** RECORDS PROVIDED follows **

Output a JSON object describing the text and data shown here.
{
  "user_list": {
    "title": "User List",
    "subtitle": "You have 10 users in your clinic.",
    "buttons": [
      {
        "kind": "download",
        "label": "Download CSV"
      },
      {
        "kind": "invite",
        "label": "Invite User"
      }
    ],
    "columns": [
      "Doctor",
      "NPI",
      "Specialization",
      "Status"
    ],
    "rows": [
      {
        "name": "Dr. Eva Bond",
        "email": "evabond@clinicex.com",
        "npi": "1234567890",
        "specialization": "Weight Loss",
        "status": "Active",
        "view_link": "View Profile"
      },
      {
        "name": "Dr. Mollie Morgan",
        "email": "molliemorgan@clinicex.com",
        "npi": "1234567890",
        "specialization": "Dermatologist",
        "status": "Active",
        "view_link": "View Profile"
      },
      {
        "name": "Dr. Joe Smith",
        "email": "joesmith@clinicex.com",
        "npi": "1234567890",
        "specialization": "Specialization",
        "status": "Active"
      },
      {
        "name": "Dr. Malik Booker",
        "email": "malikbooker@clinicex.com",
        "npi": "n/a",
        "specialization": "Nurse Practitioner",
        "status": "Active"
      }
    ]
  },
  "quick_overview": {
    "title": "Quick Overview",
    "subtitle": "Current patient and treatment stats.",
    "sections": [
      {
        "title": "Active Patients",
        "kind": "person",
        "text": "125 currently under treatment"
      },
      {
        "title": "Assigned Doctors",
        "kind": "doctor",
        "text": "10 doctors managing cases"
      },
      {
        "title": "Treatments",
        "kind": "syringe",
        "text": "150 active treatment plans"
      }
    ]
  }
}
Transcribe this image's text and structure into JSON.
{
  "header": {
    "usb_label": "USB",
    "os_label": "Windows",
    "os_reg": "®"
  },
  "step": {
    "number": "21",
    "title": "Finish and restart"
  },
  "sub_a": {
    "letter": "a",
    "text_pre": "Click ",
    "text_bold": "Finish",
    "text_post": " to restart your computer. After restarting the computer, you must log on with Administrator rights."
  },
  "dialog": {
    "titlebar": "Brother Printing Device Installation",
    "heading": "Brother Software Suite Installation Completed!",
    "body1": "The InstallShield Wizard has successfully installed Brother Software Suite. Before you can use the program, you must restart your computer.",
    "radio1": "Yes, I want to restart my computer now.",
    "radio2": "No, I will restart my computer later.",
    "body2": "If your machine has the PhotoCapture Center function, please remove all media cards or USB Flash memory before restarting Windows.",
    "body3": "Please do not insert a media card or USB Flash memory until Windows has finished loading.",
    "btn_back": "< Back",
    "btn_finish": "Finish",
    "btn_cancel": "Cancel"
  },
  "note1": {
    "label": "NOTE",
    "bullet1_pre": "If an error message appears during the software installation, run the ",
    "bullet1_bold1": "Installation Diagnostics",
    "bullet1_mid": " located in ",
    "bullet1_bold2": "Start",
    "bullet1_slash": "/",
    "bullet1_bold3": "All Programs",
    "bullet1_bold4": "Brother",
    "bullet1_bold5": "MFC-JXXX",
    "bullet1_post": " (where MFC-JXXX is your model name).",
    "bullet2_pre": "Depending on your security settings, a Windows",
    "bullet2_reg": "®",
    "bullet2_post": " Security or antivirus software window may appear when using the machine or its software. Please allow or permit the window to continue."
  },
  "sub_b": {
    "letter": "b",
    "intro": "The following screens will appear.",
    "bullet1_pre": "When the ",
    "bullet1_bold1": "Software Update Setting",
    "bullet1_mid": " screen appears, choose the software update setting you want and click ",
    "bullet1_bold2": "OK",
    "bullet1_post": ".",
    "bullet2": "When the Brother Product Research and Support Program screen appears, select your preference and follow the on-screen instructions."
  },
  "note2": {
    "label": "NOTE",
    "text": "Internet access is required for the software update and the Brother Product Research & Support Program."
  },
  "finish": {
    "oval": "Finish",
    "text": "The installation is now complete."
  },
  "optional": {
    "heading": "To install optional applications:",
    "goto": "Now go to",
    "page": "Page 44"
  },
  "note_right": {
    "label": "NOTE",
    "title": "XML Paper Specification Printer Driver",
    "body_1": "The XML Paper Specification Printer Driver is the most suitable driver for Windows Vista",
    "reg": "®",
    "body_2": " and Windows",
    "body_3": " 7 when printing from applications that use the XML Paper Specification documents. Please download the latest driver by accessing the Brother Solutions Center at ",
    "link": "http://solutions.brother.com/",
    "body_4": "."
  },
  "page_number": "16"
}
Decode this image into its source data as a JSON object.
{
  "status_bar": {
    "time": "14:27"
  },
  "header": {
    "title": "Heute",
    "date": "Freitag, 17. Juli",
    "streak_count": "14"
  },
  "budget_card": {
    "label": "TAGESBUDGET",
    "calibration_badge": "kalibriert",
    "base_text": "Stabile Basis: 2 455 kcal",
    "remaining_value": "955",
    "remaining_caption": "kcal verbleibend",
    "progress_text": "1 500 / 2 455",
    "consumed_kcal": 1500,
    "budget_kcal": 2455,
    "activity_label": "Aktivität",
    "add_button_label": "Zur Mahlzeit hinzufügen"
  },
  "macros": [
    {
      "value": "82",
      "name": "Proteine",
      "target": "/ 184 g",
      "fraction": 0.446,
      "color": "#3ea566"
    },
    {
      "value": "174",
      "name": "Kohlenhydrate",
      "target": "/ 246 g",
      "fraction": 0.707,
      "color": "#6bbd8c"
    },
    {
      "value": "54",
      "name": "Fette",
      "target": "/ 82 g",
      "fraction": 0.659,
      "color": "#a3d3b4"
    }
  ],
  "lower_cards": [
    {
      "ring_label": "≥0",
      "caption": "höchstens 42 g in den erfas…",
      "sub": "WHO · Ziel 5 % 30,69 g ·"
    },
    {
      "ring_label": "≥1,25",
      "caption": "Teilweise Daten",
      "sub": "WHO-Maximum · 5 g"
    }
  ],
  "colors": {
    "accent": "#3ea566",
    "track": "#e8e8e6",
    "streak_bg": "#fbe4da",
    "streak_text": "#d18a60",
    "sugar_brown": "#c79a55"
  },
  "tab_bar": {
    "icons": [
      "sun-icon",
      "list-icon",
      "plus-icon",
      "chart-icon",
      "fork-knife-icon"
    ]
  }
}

** End of RECORDS PROVIDED **

WHAT IS NEEDED >> Retype the data. Every line must match the original exactly.

SOLUTION FOR THIS EXERCISE >>
Output a JSON object describing the text and data shown here.
{
  "user_list": {
    "title": "User List",
    "subtitle": "You have 10 users in your clinic.",
    "buttons": [
      {
        "kind": "download",
        "label": "Download CSV"
      },
      {
        "kind": "invite",
        "label": "Invite User"
      }
    ],
    "columns": [
      "Doctor",
      "NPI",
      "Specialization",
      "Status"
    ],
    "rows": [
      {
        "name": "Dr. Eva Bond",
        "email": "evabond@clinicex.com",
        "npi": "1234567890",
        "specialization": "Weight Loss",
        "status": "Active",
        "view_link": "View Profile"
      },
      {
        "name": "Dr. Mollie Morgan",
        "email": "molliemorgan@clinicex.com",
        "npi": "1234567890",
        "specialization": "Dermatologist",
        "status": "Active",
        "view_link": "View Profile"
      },
      {
        "name": "Dr. Joe Smith",
        "email": "joesmith@clinicex.com",
        "npi": "1234567890",
        "specialization": "Specialization",
        "status": "Active"
      },
      {
        "name": "Dr. Malik Booker",
        "email": "malikbooker@clinicex.com",
        "npi": "n/a",
        "specialization": "Nurse Practitioner",
        "status": "Active"
      }
    ]
  },
  "quick_overview": {
    "title": "Quick Overview",
    "subtitle": "Current patient and treatment stats.",
    "sections": [
      {
        "title": "Active Patients",
        "kind": "person",
        "text": "125 currently under treatment"
      },
      {
        "title": "Assigned Doctors",
        "kind": "doctor",
        "text": "10 doctors managing cases"
      },
      {
        "title": "Treatments",
        "kind": "syringe",
        "text": "150 active treatment plans"
      }
    ]
  }
}
Transcribe this image's text and structure into JSON.
{
  "header": {
    "usb_label": "USB",
    "os_label": "Windows",
    "os_reg": "®"
  },
  "step": {
    "number": "21",
    "title": "Finish and restart"
  },
  "sub_a": {
    "letter": "a",
    "text_pre": "Click ",
    "text_bold": "Finish",
    "text_post": " to restart your computer. After restarting the computer, you must log on with Administrator rights."
  },
  "dialog": {
    "titlebar": "Brother Printing Device Installation",
    "heading": "Brother Software Suite Installation Completed!",
    "body1": "The InstallShield Wizard has successfully installed Brother Software Suite. Before you can use the program, you must restart your computer.",
    "radio1": "Yes, I want to restart my computer now.",
    "radio2": "No, I will restart my computer later.",
    "body2": "If your machine has the PhotoCapture Center function, please remove all media cards or USB Flash memory before restarting Windows.",
    "body3": "Please do not insert a media card or USB Flash memory until Windows has finished loading.",
    "btn_back": "< Back",
    "btn_finish": "Finish",
    "btn_cancel": "Cancel"
  },
  "note1": {
    "label": "NOTE",
    "bullet1_pre": "If an error message appears during the software installation, run the ",
    "bullet1_bold1": "Installation Diagnostics",
    "bullet1_mid": " located in ",
    "bullet1_bold2": "Start",
    "bullet1_slash": "/",
    "bullet1_bold3": "All Programs",
    "bullet1_bold4": "Brother",
    "bullet1_bold5": "MFC-JXXX",
    "bullet1_post": " (where MFC-JXXX is your model name).",
    "bullet2_pre": "Depending on your security settings, a Windows",
    "bullet2_reg": "®",
    "bullet2_post": " Security or antivirus software window may appear when using the machine or its software. Please allow or permit the window to continue."
  },
  "sub_b": {
    "letter": "b",
    "intro": "The following screens will appear.",
    "bullet1_pre": "When the ",
    "bullet1_bold1": "Software Update Setting",
    "bullet1_mid": " screen appears, choose the software update setting you want and click ",
    "bullet1_bold2": "OK",
    "bullet1_post": ".",
    "bullet2": "When the Brother Product Research and Support Program screen appears, select your preference and follow the on-screen instructions."
  },
  "note2": {
    "label": "NOTE",
    "text": "Internet access is required for the software update and the Brother Product Research & Support Program."
  },
  "finish": {
    "oval": "Finish",
    "text": "The installation is now complete."
  },
  "optional": {
    "heading": "To install optional applications:",
    "goto": "Now go to",
    "page": "Page 44"
  },
  "note_right": {
    "label": "NOTE",
    "title": "XML Paper Specification Printer Driver",
    "body_1": "The XML Paper Specification Printer Driver is the most suitable driver for Windows Vista",
    "reg": "®",
    "body_2": " and Windows",
    "body_3": " 7 when printing from applications that use the XML Paper Specification documents. Please download the latest driver by accessing the Brother Solutions Center at ",
    "link": "http://solutions.brother.com/",
    "body_4": "."
  },
  "page_number": "16"
}
Decode this image into its source data as a JSON object.
{
  "status_bar": {
    "time": "14:27"
  },
  "header": {
    "title": "Heute",
    "date": "Freitag, 17. Juli",
    "streak_count": "14"
  },
  "budget_card": {
    "label": "TAGESBUDGET",
    "calibration_badge": "kalibriert",
    "base_text": "Stabile Basis: 2 455 kcal",
    "remaining_value": "955",
    "remaining_caption": "kcal verbleibend",
    "progress_text": "1 500 / 2 455",
    "consumed_kcal": 1500,
    "budget_kcal": 2455,
    "activity_label": "Aktivität",
    "add_button_label": "Zur Mahlzeit hinzufügen"
  },
  "macros": [
    {
      "value": "82",
      "name": "Proteine",
      "target": "/ 184 g",
      "fraction": 0.446,
      "color": "#3ea566"
    },
    {
      "value": "174",
      "name": "Kohlenhydrate",
      "target": "/ 246 g",
      "fraction": 0.707,
      "color": "#6bbd8c"
    },
    {
      "value": "54",
      "name": "Fette",
      "target": "/ 82 g",
      "fraction": 0.659,
      "color": "#a3d3b4"
    }
  ],
  "lower_cards": [
    {
      "ring_label": "≥0",
      "caption": "höchstens 42 g in den erfas…",
      "sub": "WHO · Ziel 5 % 30,69 g ·"
    },
    {
      "ring_label": "≥1,25",
      "caption": "Teilweise Daten",
      "sub": "WHO-Maximum · 5 g"
    }
  ],
  "colors": {
    "accent": "#3ea566",
    "track": "#e8e8e6",
    "streak_bg": "#fbe4da",
    "streak_text": "#d18a60",
    "sugar_brown": "#c79a55"
  },
  "tab_bar": {
    "icons": [
      "sun-icon",
      "list-icon",
      "plus-icon",
      "chart-icon",
      "fork-knife-icon"
    ]
  }
}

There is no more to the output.